> Source passage

— start —

Self-enumeration date extended after objections

QUETTA: Pakistanis now have seven more days to self-register online as part of the country’s first-ever digital census, as the government on Friday extended the deadline after requests from various quarters that the time allotted for the exercise was too short.

The self-enumeration process began on Feb 20 and was supposed to end at 12am Saturday.

“On the explicit recommendation of the provinces, the date for self-enumeration at self.pbs.gov.pk has been initially extended for seven days,” the spokesperson for the Pakistan Bureau of Statistics said in a statement on Friday.

The optional self-registration is followed from March 1 by a month-long collection of details by more than 120,000 enumerators using tablets and mobiles, which organisers say will make the process more accurate, transparent and credible.

The digital count will also provide data for policy decisions, which are now based on the 2017 census that cou­nted the population at 207 mil­lion people. It is also exp­ected to avoid controversies that beset the 2021 census, which was done manually and its results were never announced over complaints about errors and exclusion.

Deadline for online registration moved forward by a week

As for the ongoing census, the objections mainly came from the coalition government’s ally Muttahida Qaumi Movement-Pakistan, which said earlier this week that Prime Minister Shehbaz Sharif had decided to extend the deadline for self-enumeration.

Other parties have also expressed concerns.

— end —

> Data provided
— start —

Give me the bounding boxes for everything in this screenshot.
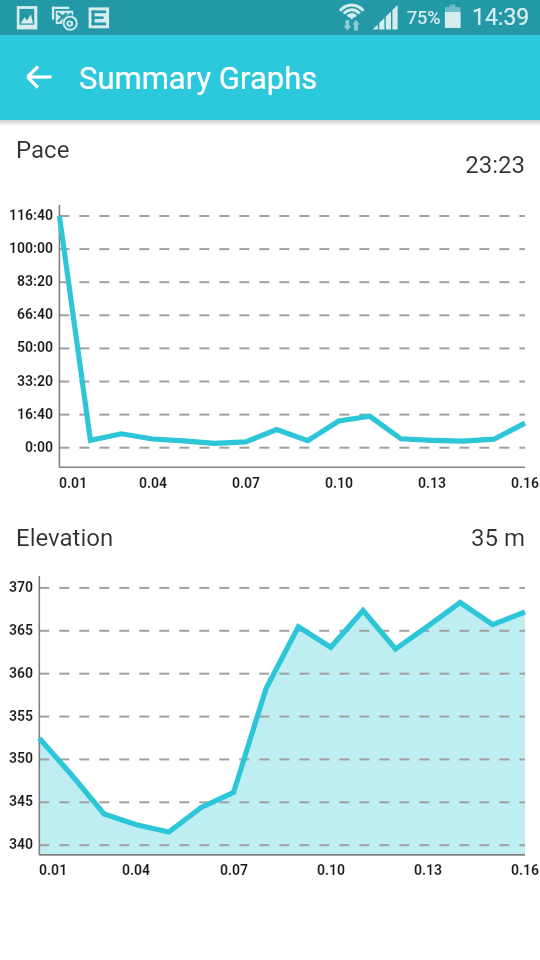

— end —

> Work to complete
a: From the census article, return the passage that begins at the words "The optional self-registration" and stops after the words "deadline for self-enumeration.", copied word for word.
b: Answer these questions using the census article:
(i) On what date did the self-enumeration process begin?
(ii) How many enumerators will collect details from March 1?
(iii) Which party did most of the objections to the census come from?
c: Continue the census article, starting after its final sentence, "Other parties have also expressed concerns."

> Responses to the exercise
a:
The optional self-registration is followed from March 1 by a month-long collection of details by more than 120,000 enumerators using tablets and mobiles, which organisers say will make the process more accurate, transparent and credible.

The digital count will also provide data for policy decisions, which are now based on the 2017 census that cou­nted the population at 207 mil­lion people. It is also exp­ected to avoid controversies that beset the 2021 census, which was done manually and its results were never announced over complaints about errors and exclusion.

Deadline for online registration moved forward by a week

As for the ongoing census, the objections mainly came from the coalition government’s ally Muttahida Qaumi Movement-Pakistan, which said earlier this week that Prime Minister Shehbaz Sharif had decided to extend the deadline for self-enumeration.

b:
(i) Feb 20
(ii) More than 120,000
(iii) Muttahida Qaumi Movement-Pakistan

c:
On Friday, the central secretary general of the Balochistan National Party-Mengal also described the census arrangements as insufficient and demanded the government extend the deadline for 10 days to count the households and for two months to count individuals.

Speaking at a press conference in Quetta, Waja Jahanzeb Baloch said the party would stage a protest on March 6 on the issue.

He said the census had started in Balochistan, like the whole country, but the arrangements were insufficient. “We have not seen the [census] staff in two days,” he lamented.

He said only 1,310 blocks had been marked in Quetta, which had a population of three million, and only 100 vehicles had been provided to the staff.

He said the census was meant for counting people and it was not necessary to conduct the census within three days.

So the deadline should be extended.

He said only 24 supervisors and some 120 enumerators have been assigned to Gwadar district and it was impossible for them to cover 700 kilometres in such a short period.